══ EXTRACTED ENTRIES
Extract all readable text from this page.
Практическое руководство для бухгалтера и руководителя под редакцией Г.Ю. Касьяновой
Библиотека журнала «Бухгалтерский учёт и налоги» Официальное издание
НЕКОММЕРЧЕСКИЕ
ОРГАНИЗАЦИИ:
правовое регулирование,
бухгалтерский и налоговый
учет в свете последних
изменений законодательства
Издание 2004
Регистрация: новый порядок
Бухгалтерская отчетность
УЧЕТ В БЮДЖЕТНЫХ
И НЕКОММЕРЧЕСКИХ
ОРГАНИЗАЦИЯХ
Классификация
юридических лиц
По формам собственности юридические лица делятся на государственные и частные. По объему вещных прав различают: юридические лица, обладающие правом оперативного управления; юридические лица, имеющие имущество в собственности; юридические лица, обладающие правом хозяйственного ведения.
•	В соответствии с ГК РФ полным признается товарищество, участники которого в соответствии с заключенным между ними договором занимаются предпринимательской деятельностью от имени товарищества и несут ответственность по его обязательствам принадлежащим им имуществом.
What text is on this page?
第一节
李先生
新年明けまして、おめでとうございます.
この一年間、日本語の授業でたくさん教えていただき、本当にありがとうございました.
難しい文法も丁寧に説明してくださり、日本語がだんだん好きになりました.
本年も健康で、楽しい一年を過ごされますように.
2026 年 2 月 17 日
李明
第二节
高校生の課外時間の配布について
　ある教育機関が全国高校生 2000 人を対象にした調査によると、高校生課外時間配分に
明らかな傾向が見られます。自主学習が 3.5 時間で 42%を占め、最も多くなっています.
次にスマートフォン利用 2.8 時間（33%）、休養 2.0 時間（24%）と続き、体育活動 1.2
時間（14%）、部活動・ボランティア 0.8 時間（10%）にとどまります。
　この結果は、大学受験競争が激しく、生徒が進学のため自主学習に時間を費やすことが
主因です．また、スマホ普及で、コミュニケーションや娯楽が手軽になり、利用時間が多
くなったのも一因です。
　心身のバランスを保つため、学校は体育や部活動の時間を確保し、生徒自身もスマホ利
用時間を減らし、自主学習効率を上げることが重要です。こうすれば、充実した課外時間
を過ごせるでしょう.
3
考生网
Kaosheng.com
════
▶ _WHAT IS NEEDED_: From the listing above, reproduce all the lines exactly.

▶ _RESULT_:
Extract all readable text from this page.
Практическое руководство для бухгалтера и руководителя под редакцией Г.Ю. Касьяновой
Библиотека журнала «Бухгалтерский учёт и налоги» Официальное издание
НЕКОММЕРЧЕСКИЕ
ОРГАНИЗАЦИИ:
правовое регулирование,
бухгалтерский и налоговый
учет в свете последних
изменений законодательства
Издание 2004
Регистрация: новый порядок
Бухгалтерская отчетность
УЧЕТ В БЮДЖЕТНЫХ
И НЕКОММЕРЧЕСКИХ
ОРГАНИЗАЦИЯХ
Классификация
юридических лиц
По формам собственности юридические лица делятся на государственные и частные. По объему вещных прав различают: юридические лица, обладающие правом оперативного управления; юридические лица, имеющие имущество в собственности; юридические лица, обладающие правом хозяйственного ведения.
•	В соответствии с ГК РФ полным признается товарищество, участники которого в соответствии с заключенным между ними договором занимаются предпринимательской деятельностью от имени товарищества и несут ответственность по его обязательствам принадлежащим им имуществом.
What text is on this page?
第一节
李先生
新年明けまして、おめでとうございます.
この一年間、日本語の授業でたくさん教えていただき、本当にありがとうございました.
難しい文法も丁寧に説明してくださり、日本語がだんだん好きになりました.
本年も健康で、楽しい一年を過ごされますように.
2026 年 2 月 17 日
李明
第二节
高校生の課外時間の配布について
　ある教育機関が全国高校生 2000 人を対象にした調査によると、高校生課外時間配分に
明らかな傾向が見られます。自主学習が 3.5 時間で 42%を占め、最も多くなっています.
次にスマートフォン利用 2.8 時間（33%）、休養 2.0 時間（24%）と続き、体育活動 1.2
時間（14%）、部活動・ボランティア 0.8 時間（10%）にとどまります。
　この結果は、大学受験競争が激しく、生徒が進学のため自主学習に時間を費やすことが
主因です．また、スマホ普及で、コミュニケーションや娯楽が手軽になり、利用時間が多
くなったのも一因です。
　心身のバランスを保つため、学校は体育や部活動の時間を確保し、生徒自身もスマホ利
用時間を減らし、自主学習効率を上げることが重要です。こうすれば、充実した課外時間
を過ごせるでしょう.
3
考生网
Kaosheng.com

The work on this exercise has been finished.